Using the listing below, extract each line that has the word "wody" in it.
● ● ● ● ● ● ●
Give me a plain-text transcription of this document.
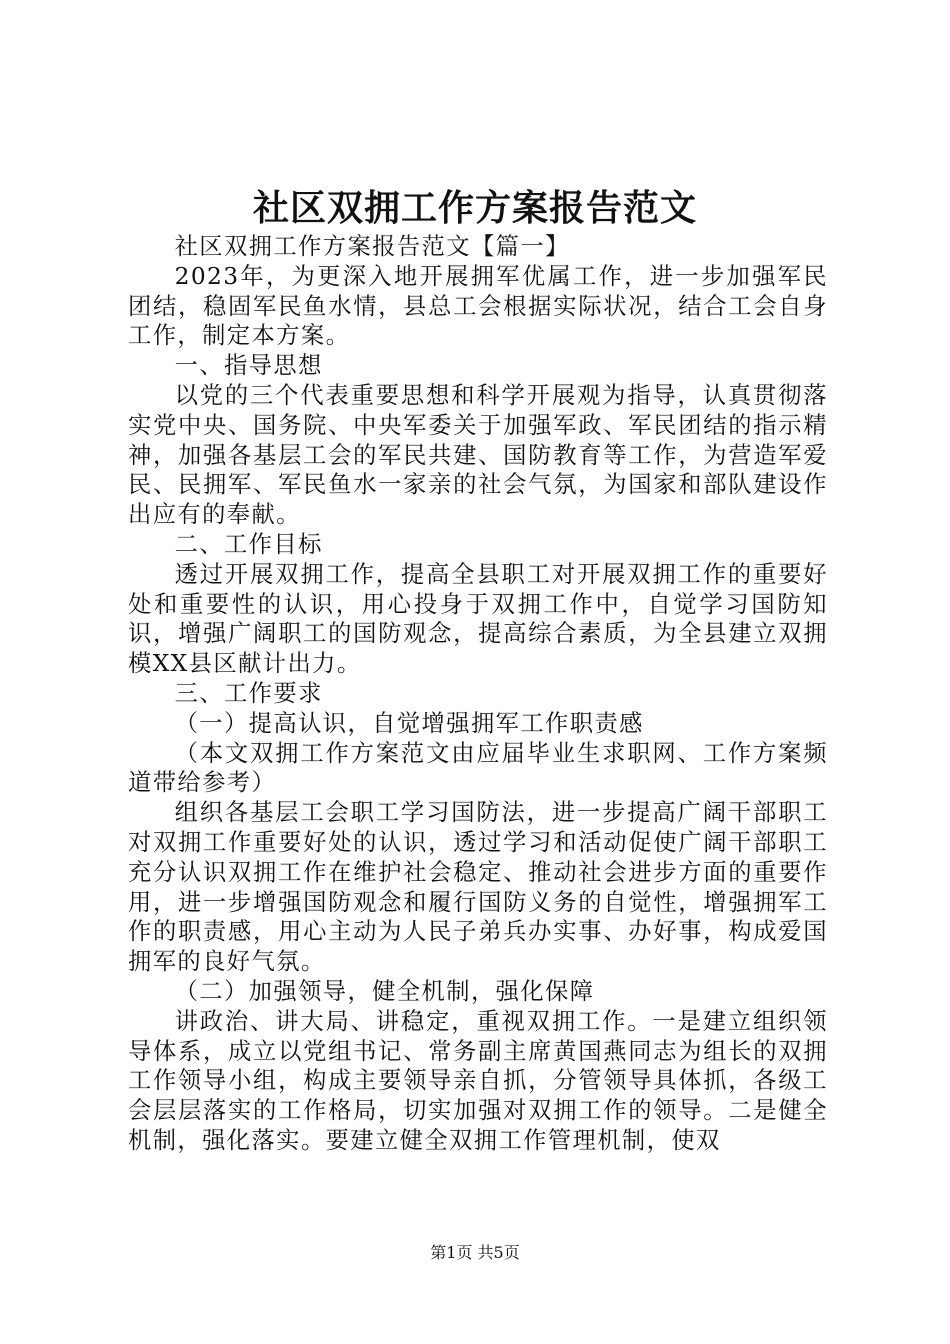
社区双拥工作方案报告范文

社区双拥工作方案报告范文【篇一】

2023年，为更深入地开展拥军优属工作，进一步加强军民团结，稳固军民鱼水情，县总工会根据实际状况，结合工会自身工作，制定本方案。

一、指导思想

以党的三个代表重要思想和科学开展观为指导，认真贯彻落实党中央、国务院、中央军委关于加强军政、军民团结的指示精神，加强各基层工会的军民共建、国防教育等工作，为营造军爱民、民拥军、军民鱼水一家亲的社会气氛，为国家和部队建设作出应有的奉献。

二、工作目标

透过开展双拥工作，提高全县职工对开展双拥工作的重要好处和重要性的认识，用心投身于双拥工作中，自觉学习国防知识，增强广阔职工的国防观念，提高综合素质，为全县建立双拥模XX县区献计出力。

三、工作要求

（一）提高认识，自觉增强拥军工作职责感

（本文双拥工作方案范文由应届毕业生求职网、工作方案频道带给参考）

组织各基层工会职工学习国防法，进一步提高广阔干部职工对双拥工作重要好处的认识，透过学习和活动促使广阔干部职工充分认识双拥工作在维护社会稳定、推动社会进步方面的重要作用，进一步增强国防观念和履行国防义务的自觉性，增强拥军工作的职责感，用心主动为人民子弟兵办实事、办好事，构成爱国拥军的良好气氛。

（二）加强领导，健全机制，强化保障

讲政治、讲大局、讲稳定，重视双拥工作。一是建立组织领导体系，成立以党组书记、常务副主席黄国燕同志为组长的双拥工作领导小组，构成主要领导亲自抓，分管领导具体抓，各级工会层层落实的工作格局，切实加强对双拥工作的领导。二是健全机制，强化落实。要建立健全双拥工作管理机制，使双

第1页 共5页
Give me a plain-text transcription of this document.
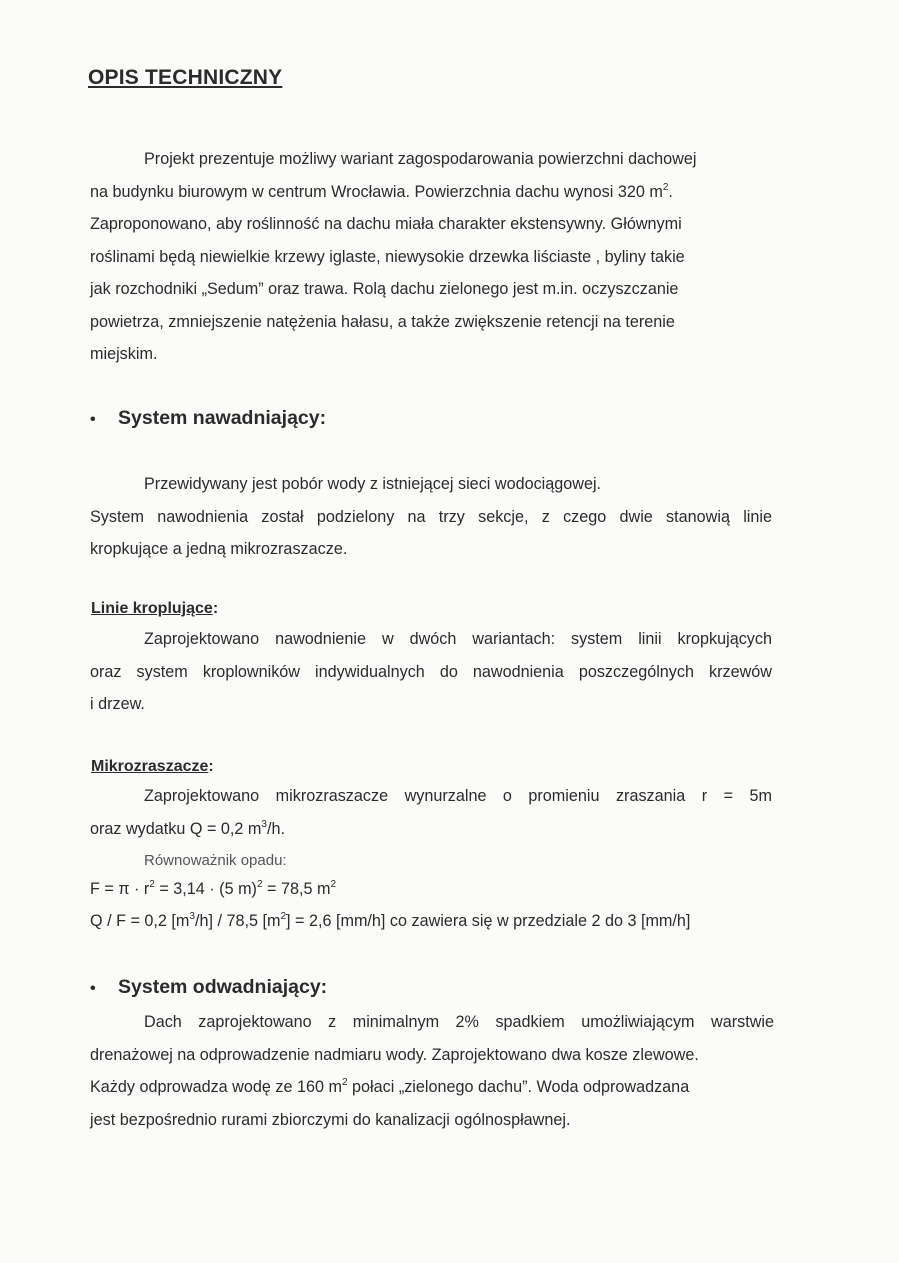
OPIS TECHNICZNY
Projekt prezentuje możliwy wariant zagospodarowania powierzchni dachowej
na budynku biurowym w centrum Wrocławia. Powierzchnia dachu wynosi 320 $m^2$.
Zaproponowano, aby roślinność na dachu miała charakter ekstensywny. Głównymi
roślinami będą niewielkie krzewy iglaste, niewysokie drzewka liściaste , byliny takie
jak rozchodniki „Sedum” oraz trawa. Rolą dachu zielonego jest m.in. oczyszczanie
powietrza, zmniejszenie natężenia hałasu, a także zwiększenie retencji na terenie
miejskim.
• System nawadniający:
Przewidywany jest pobór wody z istniejącej sieci wodociągowej.
System nawodnienia został podzielony na trzy sekcje, z czego dwie stanowią linie
kropkujące a jedną mikrozraszacze.
Linie kroplujące:
Zaprojektowano nawodnienie w dwóch wariantach: system linii kropkujących
oraz system kroplowników indywidualnych do nawodnienia poszczególnych krzewów
i drzew.
Mikrozraszacze:
Zaprojektowano mikrozraszacze wynurzalne o promieniu zraszania r = 5m
oraz wydatku Q = 0,2 $m^3/h$.
Równoważnik opadu:
$F = \pi \cdot r^2 = 3,14 \cdot (5$ m)$^2$ = 78,5 $m^2$
Q / F = 0,2 $[m^3/h] / 78,5$ $[m^2] = 2,6$ [mm/h] co zawiera się w przedziale 2 do 3 [mm/h]
• System odwadniający:
Dach zaprojektowano z minimalnym 2% spadkiem umożliwiającym warstwie
drenażowej na odprowadzenie nadmiaru wody. Zaprojektowano dwa kosze zlewowe.
Każdy odprowadza wodę ze 160 $m^2$ połaci „zielonego dachu”. Woda odprowadzana
jest bezpośrednio rurami zbiorczymi do kanalizacji ogólnospławnej.
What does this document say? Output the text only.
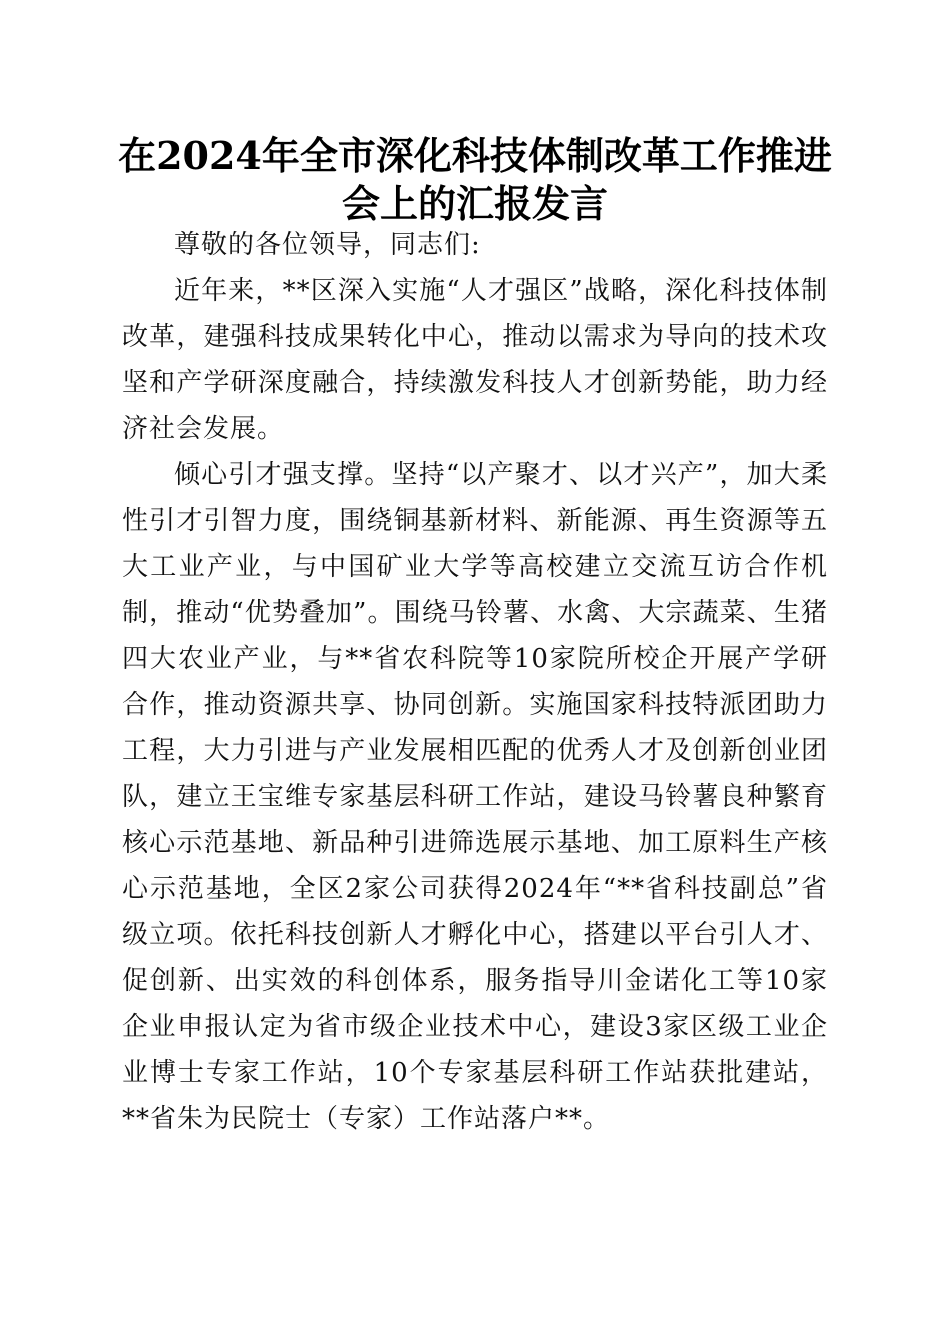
在2024年全市深化科技体制改革工作推进会上的汇报发言

尊敬的各位领导，同志们:

近年来，**区深入实施“人才强区”战略，深化科技体制改革，建强科技成果转化中心，推动以需求为导向的技术攻坚和产学研深度融合，持续激发科技人才创新势能，助力经济社会发展。

倾心引才强支撑。坚持“以产聚才、以才兴产”，加大柔性引才引智力度，围绕铜基新材料、新能源、再生资源等五大工业产业，与中国矿业大学等高校建立交流互访合作机制，推动“优势叠加”。围绕马铃薯、水禽、大宗蔬菜、生猪四大农业产业，与**省农科院等10家院所校企开展产学研合作，推动资源共享、协同创新。实施国家科技特派团助力工程，大力引进与产业发展相匹配的优秀人才及创新创业团队，建立王宝维专家基层科研工作站，建设马铃薯良种繁育核心示范基地、新品种引进筛选展示基地、加工原料生产核心示范基地，全区2家公司获得2024年“**省科技副总”省级立项。依托科技创新人才孵化中心，搭建以平台引人才、促创新、出实效的科创体系，服务指导川金诺化工等10家企业申报认定为省市级企业技术中心，建设3家区级工业企业博士专家工作站，10个专家基层科研工作站获批建站，**省朱为民院士（专家）工作站落户**。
● ● ● ● ● ● ●
#### Completed task:
Przewidywany jest pobór wody z istniejącej sieci wodociągowej.
drenażowej na odprowadzenie nadmiaru wody. Zaprojektowano dwa kosze zlewowe.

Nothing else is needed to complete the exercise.